• **Supplied material**
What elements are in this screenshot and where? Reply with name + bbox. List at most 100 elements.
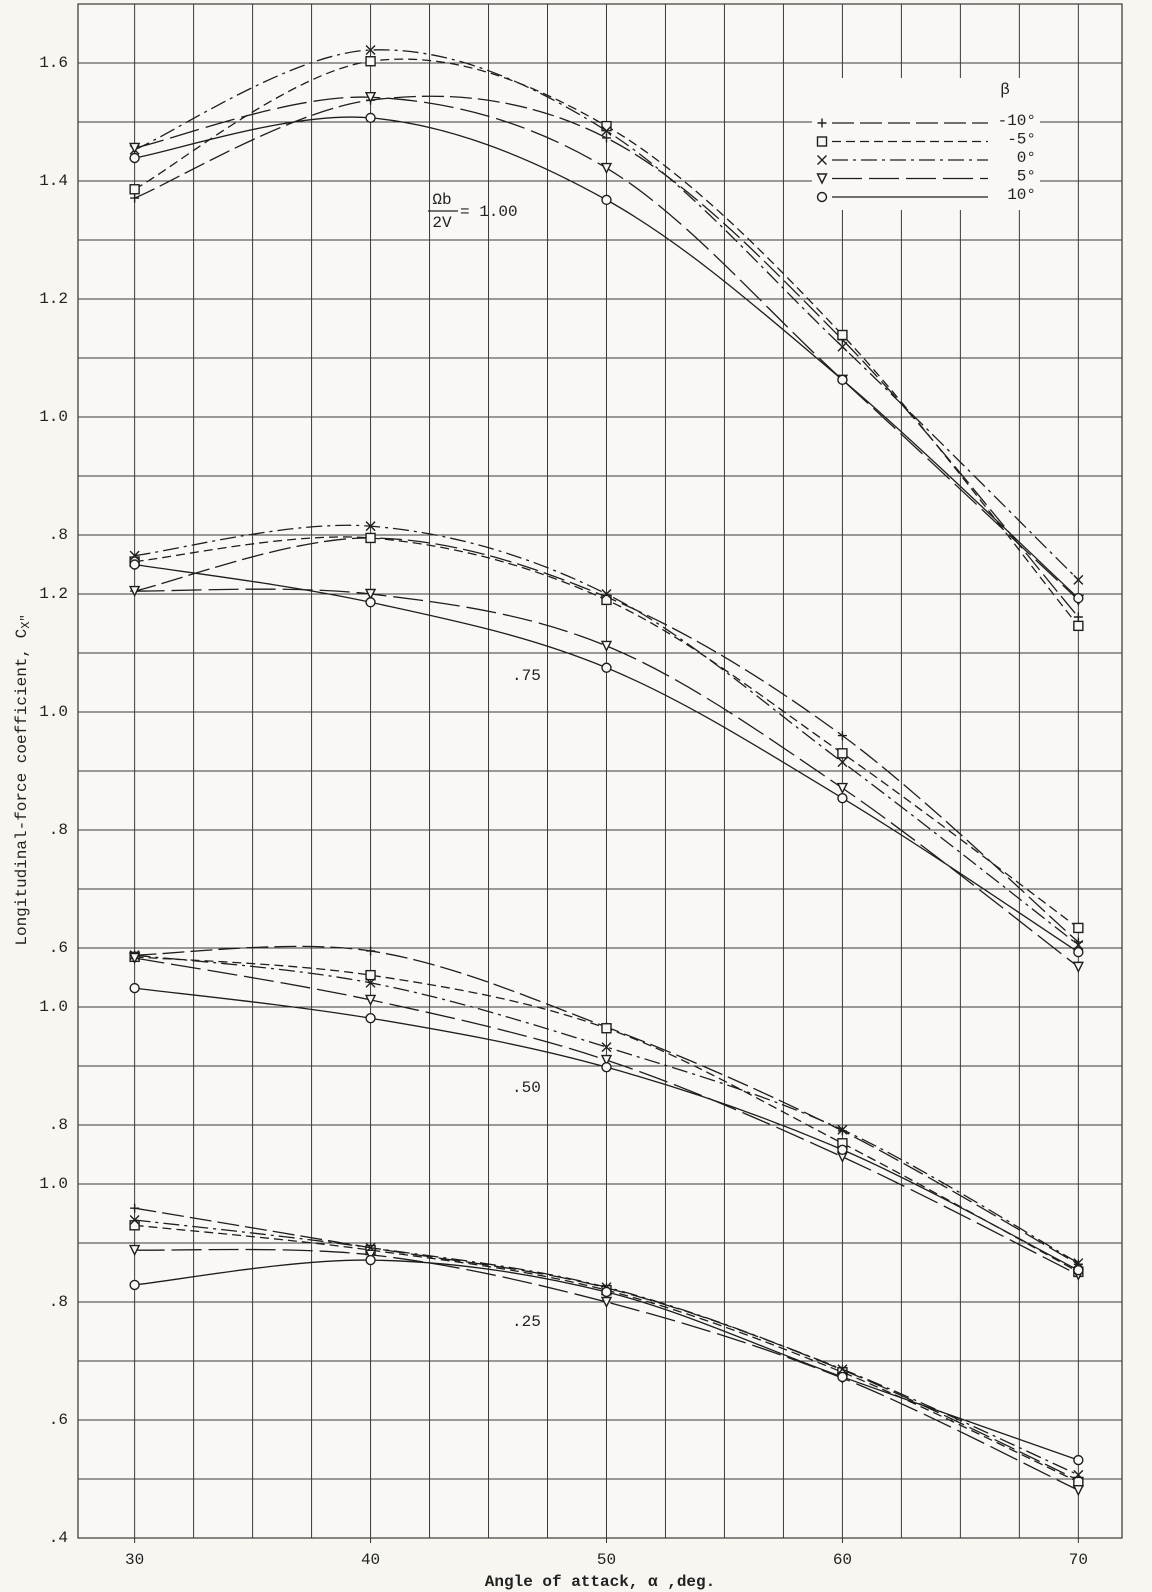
marker-triangle xyxy=(600,1296,613,1309)
marker-square xyxy=(365,532,376,544)
marker-circle xyxy=(129,152,140,164)
marker-square xyxy=(837,748,848,759)
y-tick-label: .8 xyxy=(49,821,68,839)
marker-triangle xyxy=(364,92,377,104)
y-tick-label: 1.6 xyxy=(39,54,68,72)
marker-circle xyxy=(129,1279,140,1291)
marker-triangle xyxy=(128,1244,141,1257)
marker-x xyxy=(837,757,848,768)
y-tick-label: 1.0 xyxy=(39,703,68,721)
marker-x xyxy=(601,125,612,136)
marker-square xyxy=(837,329,848,341)
marker-circle xyxy=(365,1254,376,1266)
x-tick-label: 40 xyxy=(361,1551,380,1569)
y-axis-label-subscript: X" xyxy=(19,614,33,628)
marker-triangle xyxy=(128,952,141,965)
marker-x xyxy=(601,1042,612,1053)
marker-circle xyxy=(601,1061,612,1073)
marker-square xyxy=(365,969,376,981)
y-axis-label-text: Longitudinal-force coefficient, C xyxy=(13,629,31,946)
marker-triangle xyxy=(600,640,613,652)
marker-x xyxy=(837,1124,848,1135)
x-tick-label: 30 xyxy=(125,1551,144,1569)
legend-label: 5° xyxy=(1017,168,1036,186)
marker-triangle xyxy=(1072,961,1084,973)
series-line xyxy=(134,58,1079,627)
marker-triangle xyxy=(128,142,141,155)
marker-circle xyxy=(837,374,848,386)
marker-circle xyxy=(365,1013,376,1024)
marker-circle xyxy=(129,559,140,570)
y-tick-label: .8 xyxy=(49,1293,68,1311)
marker-plus xyxy=(366,946,376,956)
legend-title: β xyxy=(1000,81,1010,99)
x-tick-label: 50 xyxy=(597,1551,616,1569)
legend-marker xyxy=(816,191,828,203)
marker-circle xyxy=(837,792,848,804)
series-line xyxy=(134,536,1079,929)
annotation: .75 xyxy=(512,667,541,685)
x-axis-label: Angle of attack, α ,deg. xyxy=(485,1573,715,1591)
marker-plus xyxy=(837,731,847,741)
marker-square xyxy=(365,56,376,67)
y-tick-label: .6 xyxy=(49,939,68,957)
y-tick-label: 1.0 xyxy=(39,1175,68,1193)
annotation: .25 xyxy=(512,1313,541,1331)
series-line xyxy=(134,1248,1079,1491)
legend-marker xyxy=(816,173,828,185)
marker-x xyxy=(365,521,376,532)
legend-label: 0° xyxy=(1017,149,1036,167)
marker-circle xyxy=(1073,946,1084,958)
marker-triangle xyxy=(364,1249,377,1261)
legend-label: -10° xyxy=(998,112,1036,130)
marker-circle xyxy=(1073,1454,1084,1466)
series-line xyxy=(134,954,1079,1264)
y-tick-label: .8 xyxy=(49,1116,68,1134)
series-line xyxy=(134,537,1079,943)
marker-circle xyxy=(601,662,612,673)
marker-triangle xyxy=(364,994,377,1006)
marker-circle xyxy=(365,112,376,124)
marker-plus xyxy=(130,193,140,203)
marker-triangle xyxy=(1072,1485,1084,1497)
y-tick-label: 1.0 xyxy=(39,408,68,426)
legend-marker xyxy=(817,155,827,165)
legend-box xyxy=(812,78,1040,210)
marker-x xyxy=(129,550,140,561)
series-line xyxy=(134,49,1079,581)
marker-x xyxy=(837,1364,848,1375)
legend-marker xyxy=(816,136,828,147)
annotation-numerator: Ωb xyxy=(432,191,451,209)
marker-circle xyxy=(837,1144,848,1155)
legend-label: 10° xyxy=(1007,186,1036,204)
x-tick-label: 60 xyxy=(833,1551,852,1569)
marker-square xyxy=(601,1023,612,1034)
series-line xyxy=(134,96,1079,601)
legend-label: -5° xyxy=(1007,131,1036,149)
marker-x xyxy=(129,1214,140,1225)
y-tick-label: 1.2 xyxy=(39,585,68,603)
marker-x xyxy=(837,341,848,352)
series-line xyxy=(134,588,1079,968)
marker-circle xyxy=(601,1286,612,1298)
marker-circle xyxy=(601,194,612,206)
marker-circle xyxy=(129,982,140,994)
marker-circle xyxy=(1073,592,1084,604)
y-tick-label: .8 xyxy=(49,526,68,544)
y-axis-label: Longitudinal-force coefficient, CX" xyxy=(13,614,33,945)
marker-plus xyxy=(130,1203,140,1213)
marker-triangle xyxy=(836,782,849,795)
marker-triangle xyxy=(364,588,377,601)
marker-x xyxy=(1073,1469,1084,1480)
x-tick-label: 70 xyxy=(1069,1551,1088,1569)
marker-circle xyxy=(365,597,376,608)
y-tick-label: 1.2 xyxy=(39,290,68,308)
marker-circle xyxy=(837,1371,848,1383)
y-tick-label: 1.4 xyxy=(39,172,68,190)
marker-plus xyxy=(1073,612,1083,622)
y-tick-label: .6 xyxy=(49,1411,68,1429)
marker-plus xyxy=(601,133,611,143)
annotation-denominator: 2V xyxy=(432,214,452,232)
marker-triangle xyxy=(128,585,141,598)
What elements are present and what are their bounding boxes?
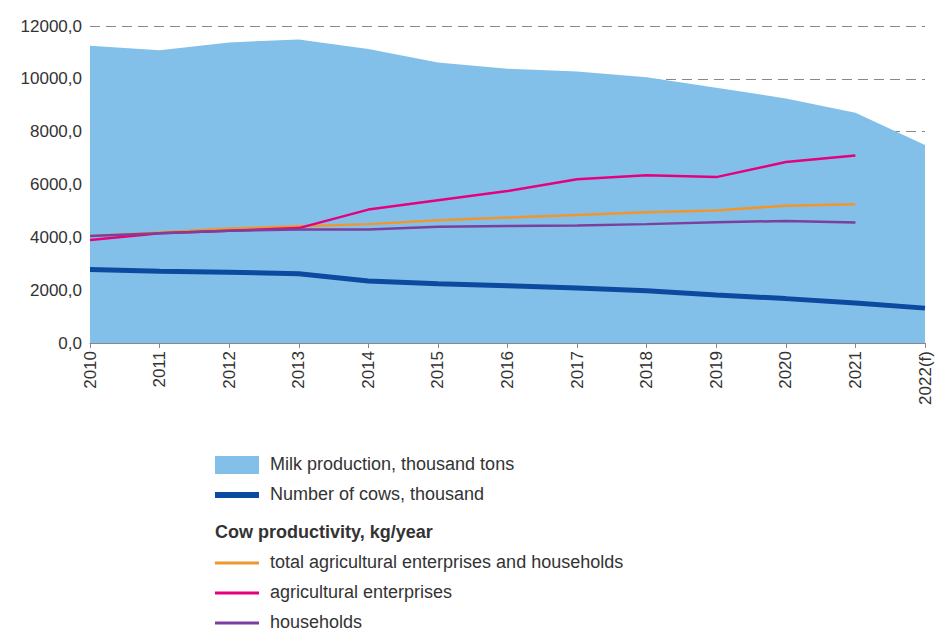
svg-text:2015: 2015: [428, 351, 447, 389]
svg-text:4000,0: 4000,0: [30, 228, 82, 247]
svg-text:2012: 2012: [220, 351, 239, 389]
svg-text:households: households: [270, 612, 362, 632]
svg-text:2011: 2011: [150, 351, 169, 388]
svg-text:2016: 2016: [498, 351, 517, 389]
svg-text:2021: 2021: [846, 351, 865, 389]
svg-text:10000,0: 10000,0: [21, 69, 82, 88]
svg-text:6000,0: 6000,0: [30, 175, 82, 194]
svg-text:2018: 2018: [637, 351, 656, 389]
svg-text:2010: 2010: [81, 351, 100, 389]
svg-text:0,0: 0,0: [58, 334, 82, 353]
svg-text:2013: 2013: [289, 351, 308, 389]
svg-text:Cow productivity, kg/year: Cow productivity, kg/year: [215, 522, 433, 542]
svg-text:2022(f): 2022(f): [916, 351, 935, 405]
svg-text:total agricultural enterprises: total agricultural enterprises and house…: [270, 552, 623, 572]
svg-text:2000,0: 2000,0: [30, 281, 82, 300]
svg-text:Number of cows, thousand: Number of cows, thousand: [270, 484, 484, 504]
svg-text:2017: 2017: [568, 351, 587, 389]
svg-text:2014: 2014: [359, 351, 378, 389]
svg-text:2019: 2019: [707, 351, 726, 389]
svg-text:8000,0: 8000,0: [30, 122, 82, 141]
svg-text:12000,0: 12000,0: [21, 17, 82, 36]
svg-text:2020: 2020: [776, 351, 795, 389]
svg-text:Milk production, thousand tons: Milk production, thousand tons: [270, 454, 514, 474]
svg-text:agricultural enterprises: agricultural enterprises: [270, 582, 452, 602]
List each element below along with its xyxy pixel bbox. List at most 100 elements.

• **What to work on**
Retype every line of the rows above word for word, leaving the pictures out.

• **Task answer**
What elements are in this screenshot and where? Reply with name + bbox. List at most 100 elements.
marker-triangle xyxy=(600,1296,613,1309)
marker-square xyxy=(365,532,376,544)
marker-circle xyxy=(129,152,140,164)
marker-square xyxy=(837,748,848,759)
y-tick-label: .8 xyxy=(49,821,68,839)
marker-triangle xyxy=(364,92,377,104)
y-tick-label: 1.6 xyxy=(39,54,68,72)
marker-circle xyxy=(129,1279,140,1291)
marker-triangle xyxy=(128,1244,141,1257)
marker-x xyxy=(837,757,848,768)
y-tick-label: 1.0 xyxy=(39,703,68,721)
marker-x xyxy=(601,125,612,136)
marker-square xyxy=(837,329,848,341)
marker-circle xyxy=(365,1254,376,1266)
x-tick-label: 40 xyxy=(361,1551,380,1569)
y-axis-label-subscript: X" xyxy=(19,614,33,628)
marker-triangle xyxy=(128,952,141,965)
marker-x xyxy=(601,1042,612,1053)
marker-circle xyxy=(601,1061,612,1073)
marker-square xyxy=(365,969,376,981)
y-axis-label-text: Longitudinal-force coefficient, C xyxy=(13,629,31,946)
marker-triangle xyxy=(600,640,613,652)
marker-x xyxy=(837,1124,848,1135)
x-tick-label: 30 xyxy=(125,1551,144,1569)
legend-label: 5° xyxy=(1017,168,1036,186)
marker-triangle xyxy=(1072,961,1084,973)
series-line xyxy=(134,58,1079,627)
marker-triangle xyxy=(128,142,141,155)
marker-circle xyxy=(837,374,848,386)
marker-circle xyxy=(365,1013,376,1024)
marker-circle xyxy=(129,559,140,570)
y-tick-label: .8 xyxy=(49,1293,68,1311)
marker-plus xyxy=(366,946,376,956)
legend-title: β xyxy=(1000,81,1010,99)
x-tick-label: 50 xyxy=(597,1551,616,1569)
legend-marker xyxy=(816,191,828,203)
marker-circle xyxy=(837,792,848,804)
series-line xyxy=(134,536,1079,929)
annotation: .75 xyxy=(512,667,541,685)
x-axis-label: Angle of attack, α ,deg. xyxy=(485,1573,715,1591)
marker-plus xyxy=(837,731,847,741)
marker-square xyxy=(365,56,376,67)
y-tick-label: .6 xyxy=(49,939,68,957)
y-tick-label: 1.0 xyxy=(39,1175,68,1193)
annotation: .25 xyxy=(512,1313,541,1331)
series-line xyxy=(134,1248,1079,1491)
legend-marker xyxy=(816,173,828,185)
marker-x xyxy=(365,521,376,532)
legend-label: 0° xyxy=(1017,149,1036,167)
marker-circle xyxy=(1073,946,1084,958)
marker-triangle xyxy=(364,1249,377,1261)
legend-label: -10° xyxy=(998,112,1036,130)
marker-circle xyxy=(1073,1454,1084,1466)
series-line xyxy=(134,954,1079,1264)
y-tick-label: .8 xyxy=(49,1116,68,1134)
series-line xyxy=(134,537,1079,943)
marker-circle xyxy=(601,662,612,673)
marker-triangle xyxy=(364,994,377,1006)
marker-circle xyxy=(365,112,376,124)
marker-plus xyxy=(130,193,140,203)
marker-triangle xyxy=(1072,1485,1084,1497)
y-tick-label: 1.0 xyxy=(39,408,68,426)
legend-marker xyxy=(817,155,827,165)
legend-box xyxy=(812,78,1040,210)
marker-x xyxy=(129,550,140,561)
series-line xyxy=(134,49,1079,581)
marker-x xyxy=(837,1364,848,1375)
legend-marker xyxy=(816,136,828,147)
annotation-numerator: Ωb xyxy=(432,191,451,209)
marker-circle xyxy=(837,1144,848,1155)
legend-label: 10° xyxy=(1007,186,1036,204)
x-tick-label: 60 xyxy=(833,1551,852,1569)
marker-square xyxy=(601,1023,612,1034)
series-line xyxy=(134,96,1079,601)
legend-label: -5° xyxy=(1007,131,1036,149)
marker-x xyxy=(129,1214,140,1225)
y-tick-label: 1.2 xyxy=(39,585,68,603)
marker-x xyxy=(837,341,848,352)
series-line xyxy=(134,588,1079,968)
marker-circle xyxy=(601,1286,612,1298)
marker-circle xyxy=(601,194,612,206)
marker-circle xyxy=(129,982,140,994)
marker-circle xyxy=(1073,592,1084,604)
y-tick-label: .8 xyxy=(49,526,68,544)
y-axis-label: Longitudinal-force coefficient, CX" xyxy=(13,614,33,945)
marker-plus xyxy=(130,1203,140,1213)
marker-triangle xyxy=(836,782,849,795)
marker-triangle xyxy=(364,588,377,601)
marker-x xyxy=(1073,1469,1084,1480)
x-tick-label: 70 xyxy=(1069,1551,1088,1569)
marker-circle xyxy=(365,597,376,608)
y-tick-label: 1.2 xyxy=(39,290,68,308)
marker-circle xyxy=(837,1371,848,1383)
y-tick-label: 1.4 xyxy=(39,172,68,190)
marker-plus xyxy=(1073,612,1083,622)
y-tick-label: .6 xyxy=(49,1411,68,1429)
marker-plus xyxy=(601,133,611,143)
annotation-denominator: 2V xyxy=(432,214,452,232)
marker-triangle xyxy=(128,585,141,598)
What elements are present and what are their bounding boxes?
svg-text:2015: 2015: [428, 351, 447, 389]
svg-text:4000,0: 4000,0: [30, 228, 82, 247]
svg-text:2012: 2012: [220, 351, 239, 389]
svg-text:households: households: [270, 612, 362, 632]
svg-text:2011: 2011: [150, 351, 169, 388]
svg-text:2016: 2016: [498, 351, 517, 389]
svg-text:2021: 2021: [846, 351, 865, 389]
svg-text:10000,0: 10000,0: [21, 69, 82, 88]
svg-text:6000,0: 6000,0: [30, 175, 82, 194]
svg-text:2018: 2018: [637, 351, 656, 389]
svg-text:2010: 2010: [81, 351, 100, 389]
svg-text:0,0: 0,0: [58, 334, 82, 353]
svg-text:2013: 2013: [289, 351, 308, 389]
svg-text:Cow productivity, kg/year: Cow productivity, kg/year: [215, 522, 433, 542]
svg-text:2022(f): 2022(f): [916, 351, 935, 405]
svg-text:total agricultural enterprises: total agricultural enterprises and house…: [270, 552, 623, 572]
svg-text:2000,0: 2000,0: [30, 281, 82, 300]
svg-text:Number of cows, thousand: Number of cows, thousand: [270, 484, 484, 504]
svg-text:2017: 2017: [568, 351, 587, 389]
svg-text:2014: 2014: [359, 351, 378, 389]
svg-text:2019: 2019: [707, 351, 726, 389]
svg-text:8000,0: 8000,0: [30, 122, 82, 141]
svg-text:12000,0: 12000,0: [21, 17, 82, 36]
svg-text:2020: 2020: [776, 351, 795, 389]
svg-text:Milk production, thousand tons: Milk production, thousand tons: [270, 454, 514, 474]
svg-text:agricultural enterprises: agricultural enterprises: [270, 582, 452, 602]
List each element below along with its xyxy pixel bbox. List at most 100 elements.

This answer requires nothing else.